# WHAT YOU NEED TO DO
Your task is to extract every entry that follows word for word while excluding the pictures.

◇ ◇ ◇

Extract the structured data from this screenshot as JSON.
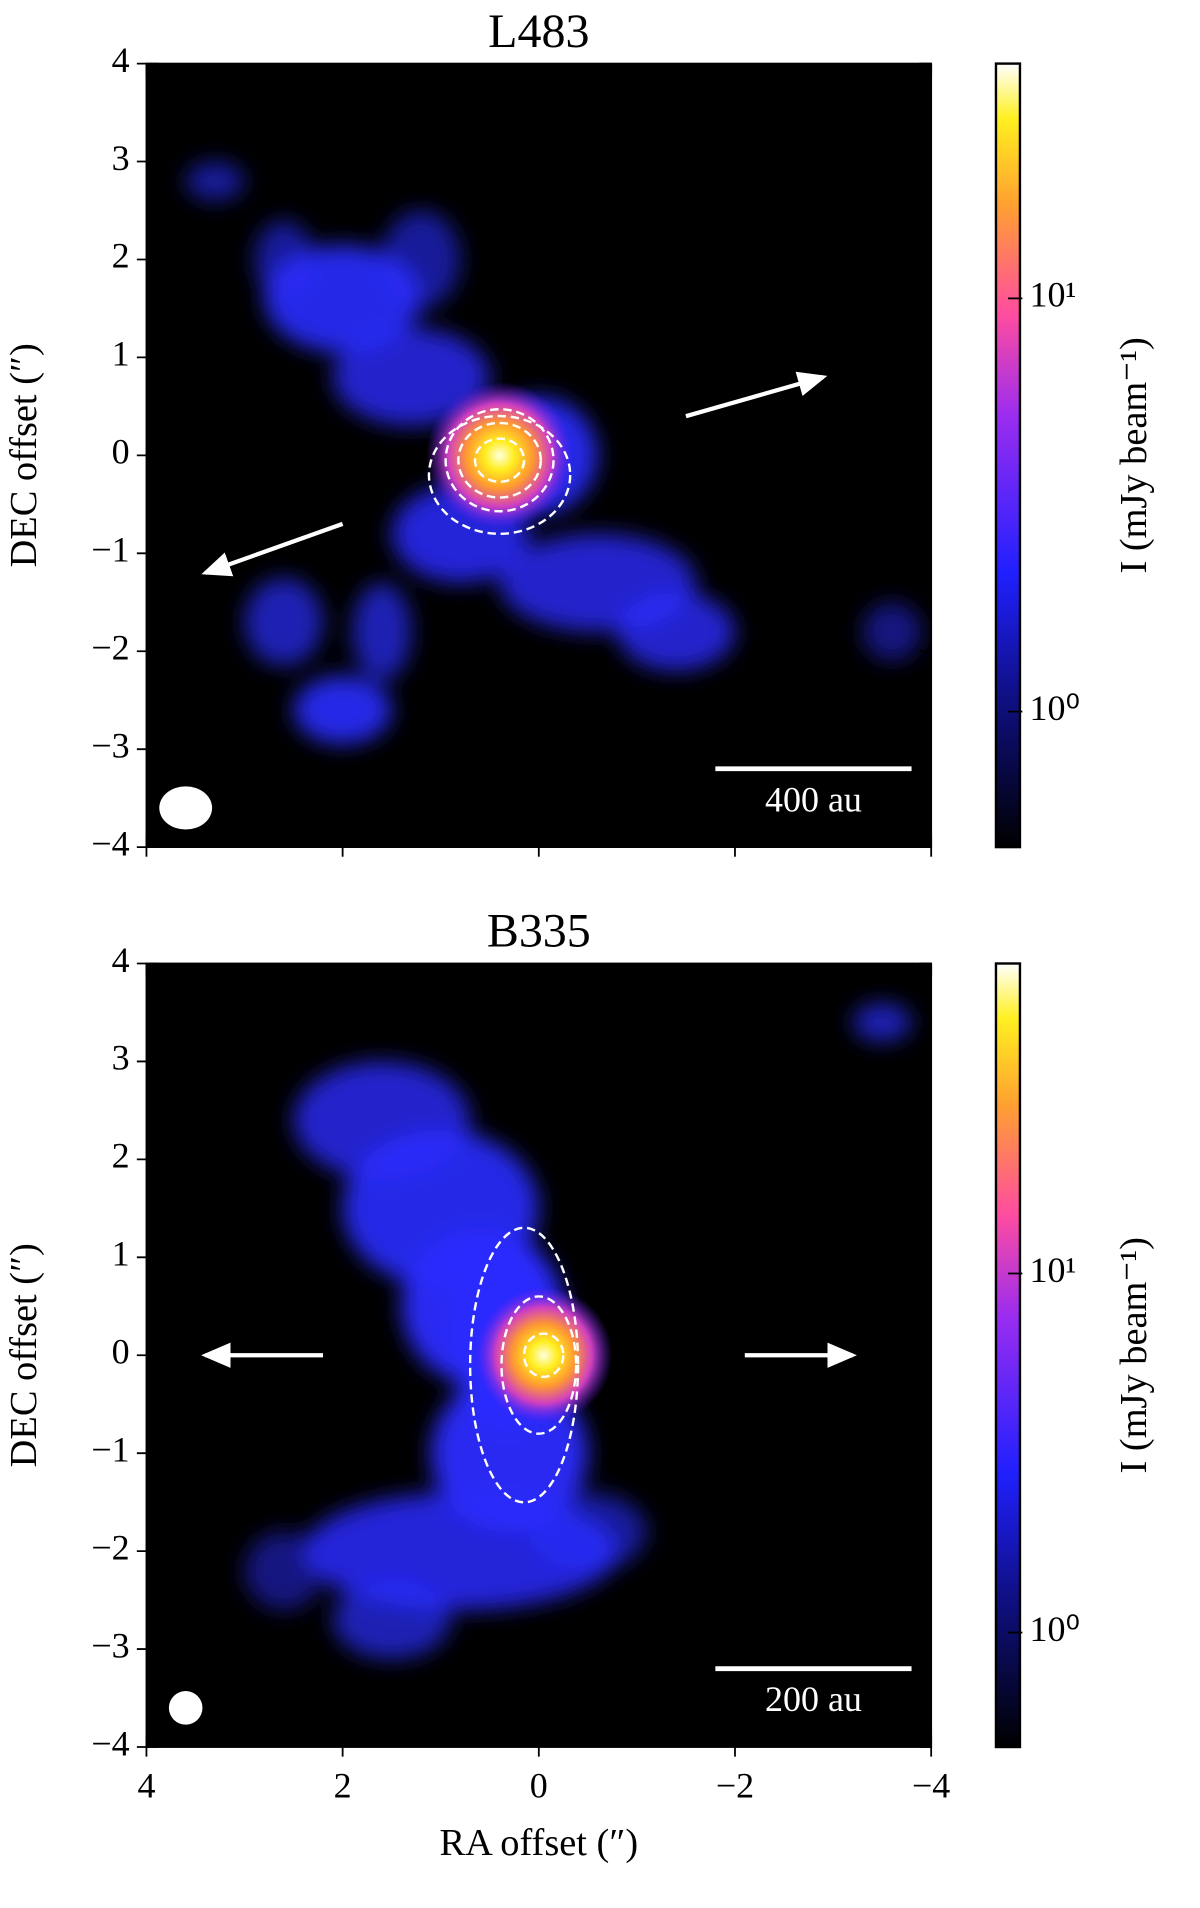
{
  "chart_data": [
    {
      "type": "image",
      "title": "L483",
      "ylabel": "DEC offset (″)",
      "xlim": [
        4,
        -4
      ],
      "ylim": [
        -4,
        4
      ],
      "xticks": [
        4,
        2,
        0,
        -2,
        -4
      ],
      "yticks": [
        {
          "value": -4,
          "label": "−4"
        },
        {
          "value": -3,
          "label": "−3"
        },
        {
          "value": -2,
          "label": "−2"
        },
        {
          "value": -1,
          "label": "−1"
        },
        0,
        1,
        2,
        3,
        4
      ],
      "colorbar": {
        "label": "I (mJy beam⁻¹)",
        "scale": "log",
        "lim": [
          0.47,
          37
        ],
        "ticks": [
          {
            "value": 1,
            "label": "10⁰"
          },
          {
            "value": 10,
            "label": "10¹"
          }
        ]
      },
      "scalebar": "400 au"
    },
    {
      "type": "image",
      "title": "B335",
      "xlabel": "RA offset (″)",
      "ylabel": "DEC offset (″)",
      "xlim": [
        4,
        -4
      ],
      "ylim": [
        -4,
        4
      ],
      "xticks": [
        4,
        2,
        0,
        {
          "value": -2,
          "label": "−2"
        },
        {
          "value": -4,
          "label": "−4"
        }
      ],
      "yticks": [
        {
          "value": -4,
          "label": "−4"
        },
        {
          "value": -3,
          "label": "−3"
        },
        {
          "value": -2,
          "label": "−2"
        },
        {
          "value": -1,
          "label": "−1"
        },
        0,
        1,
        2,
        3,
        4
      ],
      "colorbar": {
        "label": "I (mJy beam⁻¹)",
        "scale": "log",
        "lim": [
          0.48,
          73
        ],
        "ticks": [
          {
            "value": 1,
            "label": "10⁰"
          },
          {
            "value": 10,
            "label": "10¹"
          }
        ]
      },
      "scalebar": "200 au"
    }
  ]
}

◇ ◇ ◇

# COMPLETE RESPONSE
Extract the structured data from this screenshot as JSON.
{
  "chart_data": [
    {
      "type": "image",
      "title": "L483",
      "ylabel": "DEC offset (″)",
      "xlim": [
        4,
        -4
      ],
      "ylim": [
        -4,
        4
      ],
      "xticks": [
        4,
        2,
        0,
        -2,
        -4
      ],
      "yticks": [
        {
          "value": -4,
          "label": "−4"
        },
        {
          "value": -3,
          "label": "−3"
        },
        {
          "value": -2,
          "label": "−2"
        },
        {
          "value": -1,
          "label": "−1"
        },
        0,
        1,
        2,
        3,
        4
      ],
      "colorbar": {
        "label": "I (mJy beam⁻¹)",
        "scale": "log",
        "lim": [
          0.47,
          37
        ],
        "ticks": [
          {
            "value": 1,
            "label": "10⁰"
          },
          {
            "value": 10,
            "label": "10¹"
          }
        ]
      },
      "scalebar": "400 au"
    },
    {
      "type": "image",
      "title": "B335",
      "xlabel": "RA offset (″)",
      "ylabel": "DEC offset (″)",
      "xlim": [
        4,
        -4
      ],
      "ylim": [
        -4,
        4
      ],
      "xticks": [
        4,
        2,
        0,
        {
          "value": -2,
          "label": "−2"
        },
        {
          "value": -4,
          "label": "−4"
        }
      ],
      "yticks": [
        {
          "value": -4,
          "label": "−4"
        },
        {
          "value": -3,
          "label": "−3"
        },
        {
          "value": -2,
          "label": "−2"
        },
        {
          "value": -1,
          "label": "−1"
        },
        0,
        1,
        2,
        3,
        4
      ],
      "colorbar": {
        "label": "I (mJy beam⁻¹)",
        "scale": "log",
        "lim": [
          0.48,
          73
        ],
        "ticks": [
          {
            "value": 1,
            "label": "10⁰"
          },
          {
            "value": 10,
            "label": "10¹"
          }
        ]
      },
      "scalebar": "200 au"
    }
  ]
}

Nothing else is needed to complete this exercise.